Short task:
Only a number is wanted here: the number of lines of the data that include "OnnxSAT".

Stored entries
↓

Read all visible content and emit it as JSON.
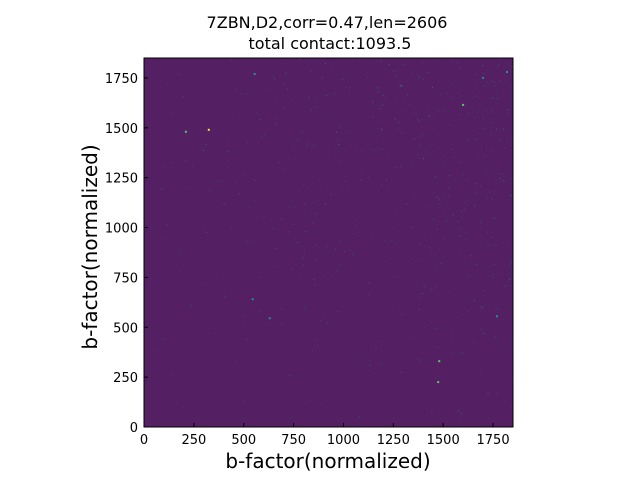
{
  "chart_data": {
    "type": "heatmap",
    "title_lines": [
      "7ZBN,D2,corr=0.47,len=2606",
      "total contact:1093.5"
    ],
    "xlabel": "b-factor(normalized)",
    "ylabel": "b-factor(normalized)",
    "xlim": [
      0,
      1850
    ],
    "ylim": [
      0,
      1850
    ],
    "xticks": [
      0,
      250,
      500,
      750,
      1000,
      1250,
      1500,
      1750
    ],
    "yticks": [
      0,
      250,
      500,
      750,
      1000,
      1250,
      1500,
      1750
    ],
    "xtick_labels": [
      "0",
      "250",
      "500",
      "750",
      "1000",
      "1250",
      "1500",
      "1750"
    ],
    "ytick_labels": [
      "0",
      "250",
      "500",
      "750",
      "1000",
      "1250",
      "1500",
      "1750"
    ],
    "colormap": "viridis",
    "background_color": "#541f63",
    "grid": false,
    "legend": "none",
    "bright_contacts": [
      {
        "x": 210,
        "y": 1480,
        "v": 0.9
      },
      {
        "x": 325,
        "y": 1490,
        "v": 1.0
      },
      {
        "x": 1600,
        "y": 1615,
        "v": 0.95
      },
      {
        "x": 1480,
        "y": 330,
        "v": 0.85
      },
      {
        "x": 1475,
        "y": 225,
        "v": 0.9
      },
      {
        "x": 545,
        "y": 640,
        "v": 0.55
      },
      {
        "x": 630,
        "y": 545,
        "v": 0.55
      },
      {
        "x": 1770,
        "y": 555,
        "v": 0.6
      },
      {
        "x": 555,
        "y": 1770,
        "v": 0.5
      },
      {
        "x": 1820,
        "y": 1780,
        "v": 0.6
      },
      {
        "x": 1700,
        "y": 1750,
        "v": 0.5
      },
      {
        "x": 1290,
        "y": 1710,
        "v": 0.45
      }
    ]
  }
}
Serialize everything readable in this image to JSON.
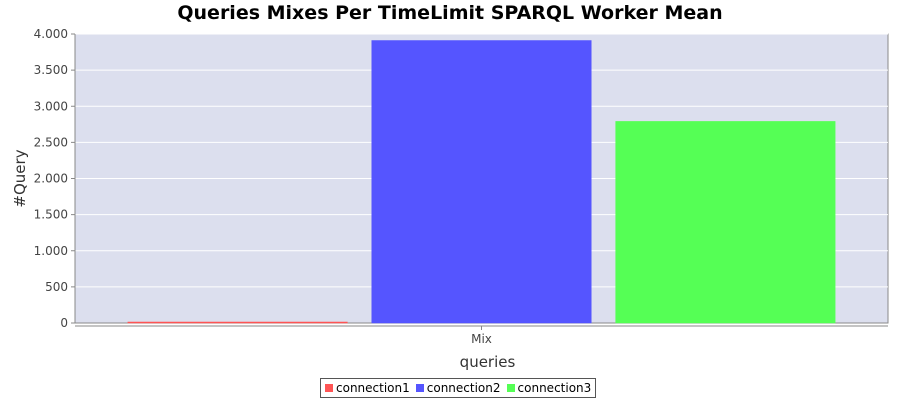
{
  "chart_data": {
    "type": "bar",
    "title": "Queries Mixes Per TimeLimit SPARQL Worker Mean",
    "xlabel": "queries",
    "ylabel": "#Query",
    "categories": [
      "Mix"
    ],
    "ylim": [
      0,
      4000
    ],
    "yticks": [
      0,
      500,
      1000,
      1500,
      2000,
      2500,
      3000,
      3500,
      4000
    ],
    "ytick_labels": [
      "0",
      "500",
      "1.000",
      "1.500",
      "2.000",
      "2.500",
      "3.000",
      "3.500",
      "4.000"
    ],
    "grid": true,
    "legend_position": "bottom",
    "series": [
      {
        "name": "connection1",
        "color": "#ff5555",
        "values": [
          5
        ]
      },
      {
        "name": "connection2",
        "color": "#5555ff",
        "values": [
          3910
        ]
      },
      {
        "name": "connection3",
        "color": "#55ff55",
        "values": [
          2790
        ]
      }
    ]
  },
  "colors": {
    "plot_background": "#dcdfee",
    "gridline": "#ffffff"
  }
}
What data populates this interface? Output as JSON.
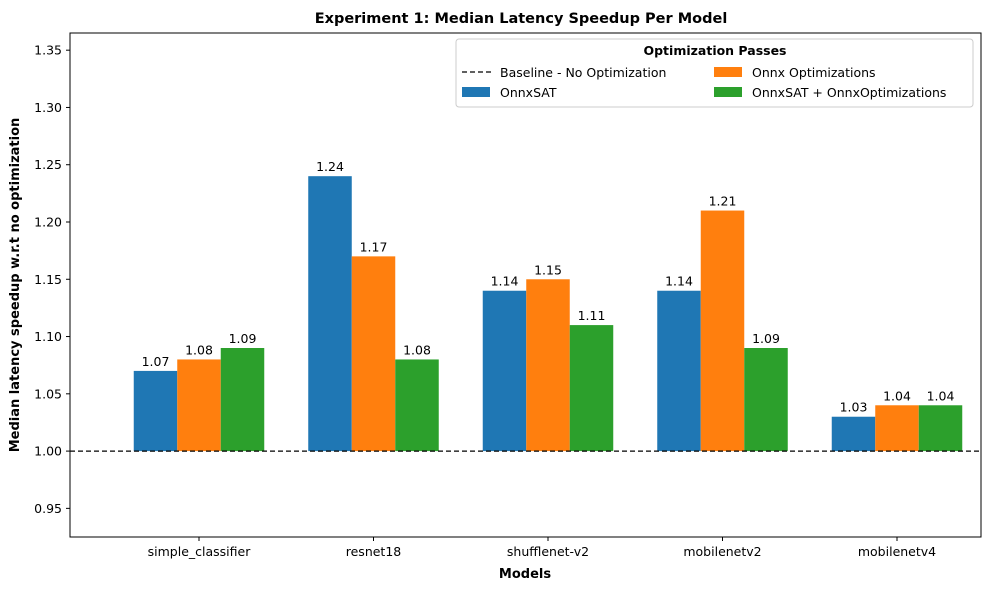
{
  "chart_data": {
    "type": "bar",
    "title": "Experiment 1: Median Latency Speedup Per Model",
    "xlabel": "Models",
    "ylabel": "Median latency speedup w.r.t no optimization",
    "categories": [
      "simple_classifier",
      "resnet18",
      "shufflenet-v2",
      "mobilenetv2",
      "mobilenetv4"
    ],
    "series": [
      {
        "name": "OnnxSAT",
        "color": "#1f77b4",
        "values": [
          1.07,
          1.24,
          1.14,
          1.14,
          1.03
        ],
        "labels": [
          "1.07",
          "1.24",
          "1.14",
          "1.14",
          "1.03"
        ]
      },
      {
        "name": "Onnx Optimizations",
        "color": "#ff7f0e",
        "values": [
          1.08,
          1.17,
          1.15,
          1.21,
          1.04
        ],
        "labels": [
          "1.08",
          "1.17",
          "1.15",
          "1.21",
          "1.04"
        ]
      },
      {
        "name": "OnnxSAT + OnnxOptimizations",
        "color": "#2ca02c",
        "values": [
          1.09,
          1.08,
          1.11,
          1.09,
          1.04
        ],
        "labels": [
          "1.09",
          "1.08",
          "1.11",
          "1.09",
          "1.04"
        ]
      }
    ],
    "baseline": {
      "name": "Baseline - No Optimization",
      "value": 1.0,
      "style": "dashed",
      "color": "#000000"
    },
    "ylim": [
      0.925,
      1.365
    ],
    "yticks": [
      "0.95",
      "1.00",
      "1.05",
      "1.10",
      "1.15",
      "1.20",
      "1.25",
      "1.30",
      "1.35"
    ],
    "grid": false,
    "legend": {
      "title": "Optimization Passes",
      "placement": "top-right",
      "columns": 2
    }
  }
}
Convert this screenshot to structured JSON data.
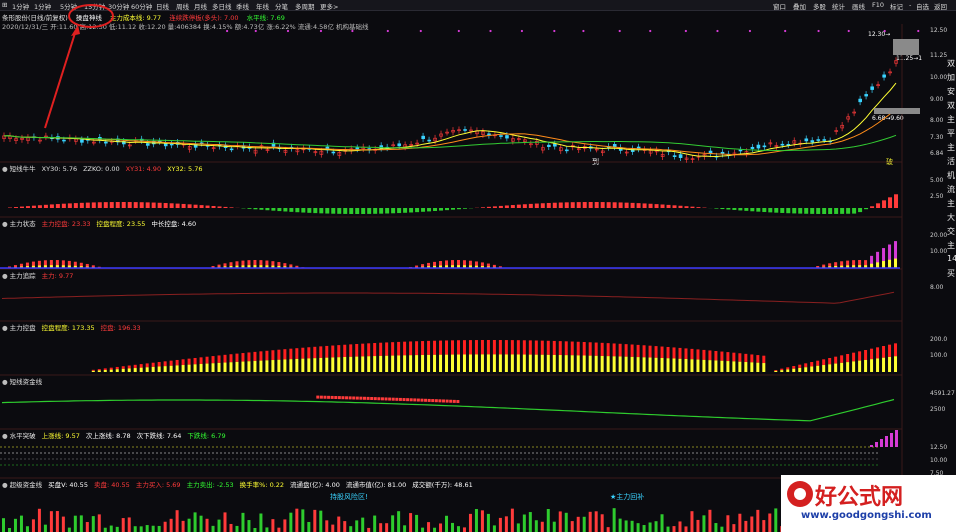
{
  "menubar": {
    "items": [
      "1分钟",
      "1分钟",
      "5分钟",
      "15分钟",
      "30分钟",
      "60分钟",
      "日线",
      "周线",
      "月线",
      "多日线",
      "季线",
      "年线",
      "分笔",
      "多周期",
      "更多>"
    ],
    "right_items": [
      "窗口",
      "叠加",
      "多股",
      "统计",
      "画线",
      "F10",
      "标记",
      "-",
      "自选",
      "返回"
    ]
  },
  "main": {
    "title_line1": "条形股份(日线/前复权)",
    "indicator_name": "操盘神线",
    "cost_line": "主力成本线: 9.77",
    "drop_signal": "连续跌停板(多头): 7.00",
    "water_level": "水平线: 7.69",
    "info_line2": "2020/12/31/三 开:11.60 高:12.30 低:11.12 收:12.20 量:406384 换:4.15% 额:4.73亿 涨:6.22% 流通:4.58亿 机构基础线",
    "price_labels": [
      "12.50",
      "11.25",
      "10.00",
      "9.00",
      "8.00",
      "7.30",
      "6.84"
    ],
    "annotation_high": "12.30→",
    "annotation_mid": "11.25→1",
    "annotation_low": "6.68→9.60",
    "bottom_labels": [
      "到",
      "破"
    ]
  },
  "side_chars": [
    "双",
    "加",
    "安",
    "双",
    "主",
    "平",
    "主",
    "活",
    "机",
    "流",
    "主",
    "大",
    "交",
    "主",
    "14",
    "买"
  ],
  "panes": [
    {
      "title": "短线牛牛",
      "items": [
        {
          "t": "XY30: 5.76",
          "c": "#e0e0e0"
        },
        {
          "t": "ZZKO: 0.00",
          "c": "#e0e0e0"
        },
        {
          "t": "XY31: 4.90",
          "c": "#ff3b3b"
        },
        {
          "t": "XY32: 5.76",
          "c": "#ffff33"
        }
      ],
      "labels": [
        "5.00",
        "2.50"
      ]
    },
    {
      "title": "主力状态",
      "items": [
        {
          "t": "主力控盘: 23.33",
          "c": "#ff3b3b"
        },
        {
          "t": "控盘程度: 23.55",
          "c": "#ffff33"
        },
        {
          "t": "中长控盘: 4.60",
          "c": "#ffffff"
        },
        {
          "t": "",
          "c": "#3b3bff"
        }
      ],
      "labels": [
        "20.00",
        "10.00"
      ]
    },
    {
      "title": "主力追踪",
      "items": [
        {
          "t": "主力: 9.77",
          "c": "#ff3b3b"
        }
      ],
      "labels": [
        "8.00"
      ]
    },
    {
      "title": "主力控盘",
      "items": [
        {
          "t": "控盘程度: 173.35",
          "c": "#ffff33"
        },
        {
          "t": "控盘: 196.33",
          "c": "#ff3b3b"
        }
      ],
      "labels": [
        "200.0",
        "100.0"
      ]
    },
    {
      "title": "短线资金线",
      "items": [],
      "labels": [
        "4591.27",
        "2500"
      ]
    },
    {
      "title": "水平突破",
      "items": [
        {
          "t": "上涨线: 9.57",
          "c": "#ffff33"
        },
        {
          "t": "次上涨线: 8.78",
          "c": "#ffffff"
        },
        {
          "t": "次下跌线: 7.64",
          "c": "#ffffff"
        },
        {
          "t": "下跌线: 6.79",
          "c": "#33ff33"
        }
      ],
      "labels": [
        "12.50",
        "10.00",
        "7.50"
      ]
    },
    {
      "title": "超级资金线",
      "items": [
        {
          "t": "买盘V: 40.55",
          "c": "#ffffff"
        },
        {
          "t": "卖盘: 40.55",
          "c": "#ff3b3b"
        },
        {
          "t": "主力买入: 5.69",
          "c": "#ff3b3b"
        },
        {
          "t": "主力卖出: -2.53",
          "c": "#33ff33"
        },
        {
          "t": "换手率%: 0.22",
          "c": "#ffff33"
        },
        {
          "t": "流通盘(亿): 4.00",
          "c": "#ffffff"
        },
        {
          "t": "流通市值(亿): 81.00",
          "c": "#ffffff"
        },
        {
          "t": "成交额(千万): 48.61",
          "c": "#ffffff"
        }
      ],
      "labels": []
    }
  ],
  "bottom_notes": {
    "left": "持股风险区!",
    "right": "★主力回补"
  },
  "watermark": {
    "title": "好公式网",
    "url": "www.goodgongshi.com"
  }
}
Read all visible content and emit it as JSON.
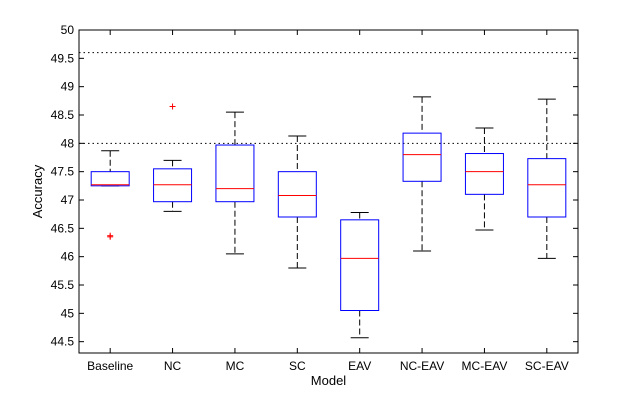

↑

Solution to the problem:
2